Items listed in a dataset
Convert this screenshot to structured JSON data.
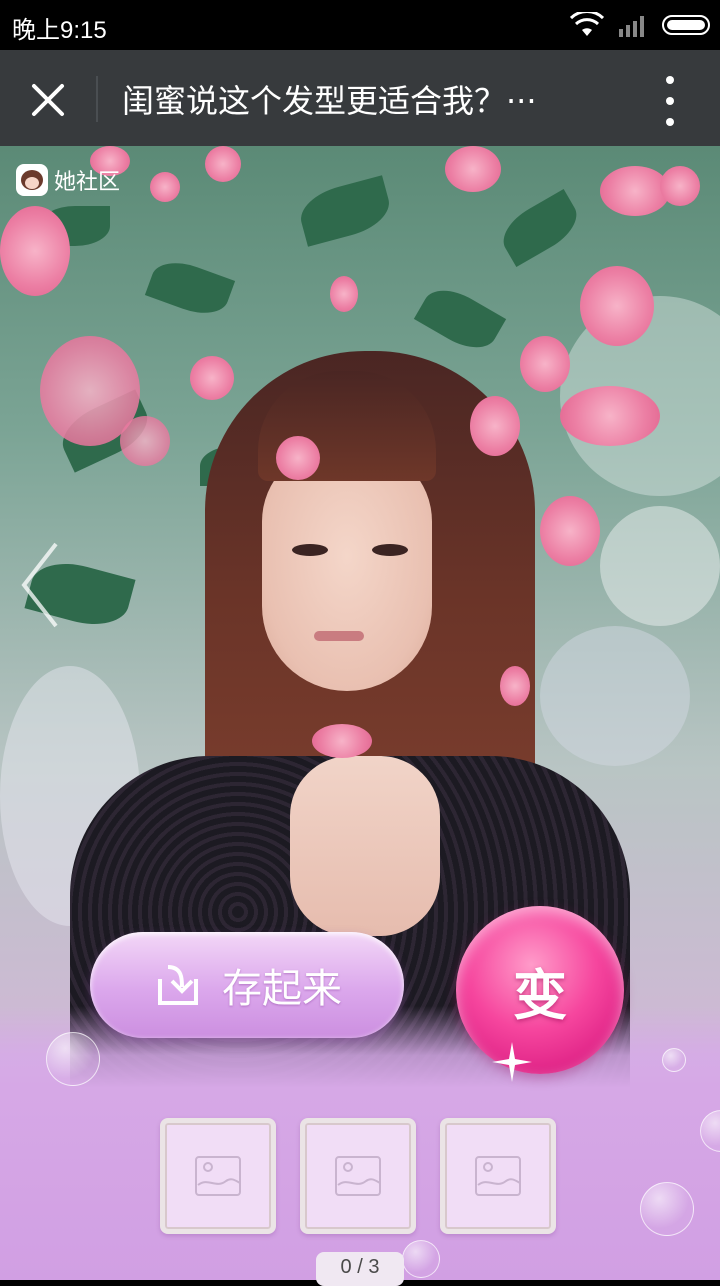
{
  "status_bar": {
    "time": "晚上9:15",
    "icons": [
      "wifi-icon",
      "signal-icon",
      "battery-icon"
    ]
  },
  "nav": {
    "title": "闺蜜说这个发型更适合我？···",
    "close_icon": "close-icon",
    "more_icon": "more-vertical-icon"
  },
  "watermark": {
    "text": "她社区"
  },
  "actions": {
    "save_label": "存起来",
    "transform_label": "变"
  },
  "thumbnails": [
    {
      "icon": "image-placeholder-icon"
    },
    {
      "icon": "image-placeholder-icon"
    },
    {
      "icon": "image-placeholder-icon"
    }
  ],
  "pager": {
    "text": "0 / 3"
  },
  "colors": {
    "status_bg": "#000000",
    "nav_bg": "#373a3d",
    "panel_purple": "#d6a8e6",
    "transform_pink": "#e8288a"
  }
}
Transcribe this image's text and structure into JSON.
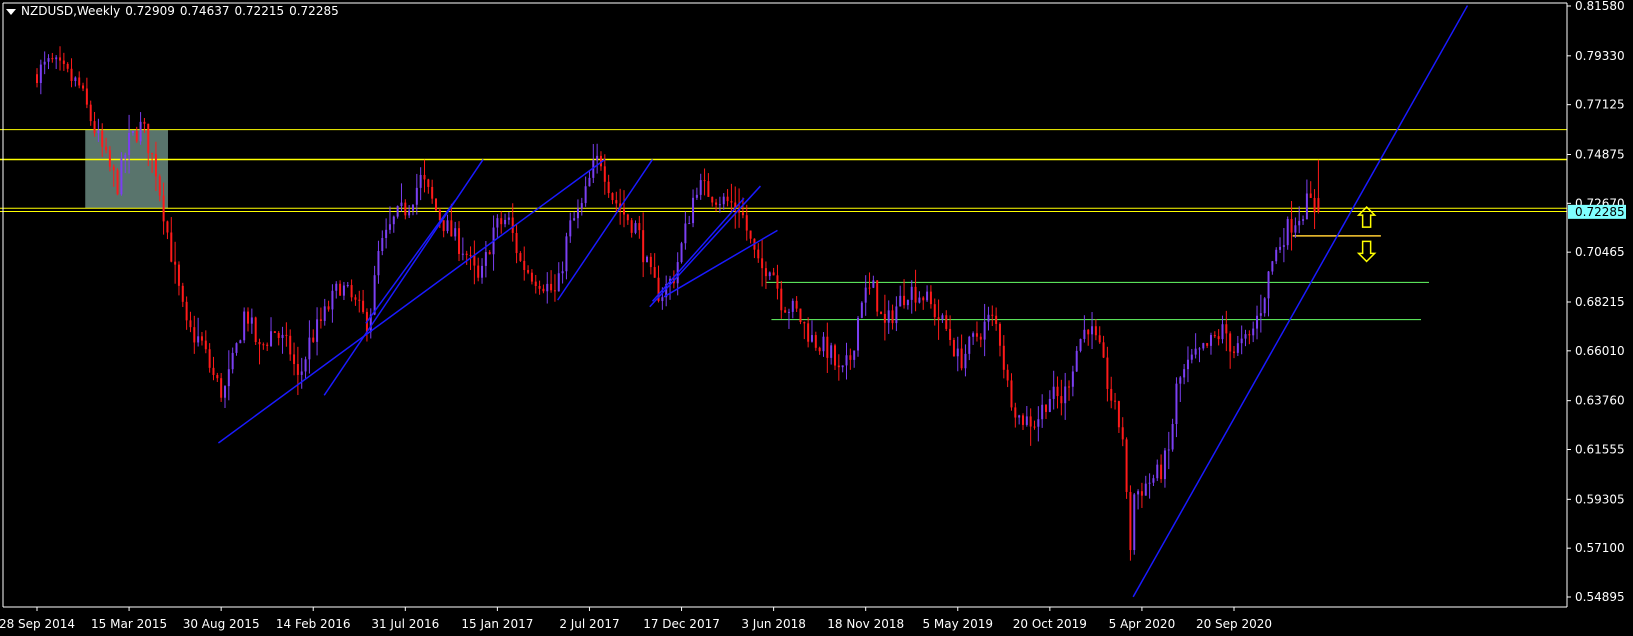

→ **CHALLENGE**
Collect the lines of the data that carry the word "JSON".

→ **EXERCISE OUTPUT**
Convert this screenshot to structured JSON data.
Transcribe this image's text and structure into JSON.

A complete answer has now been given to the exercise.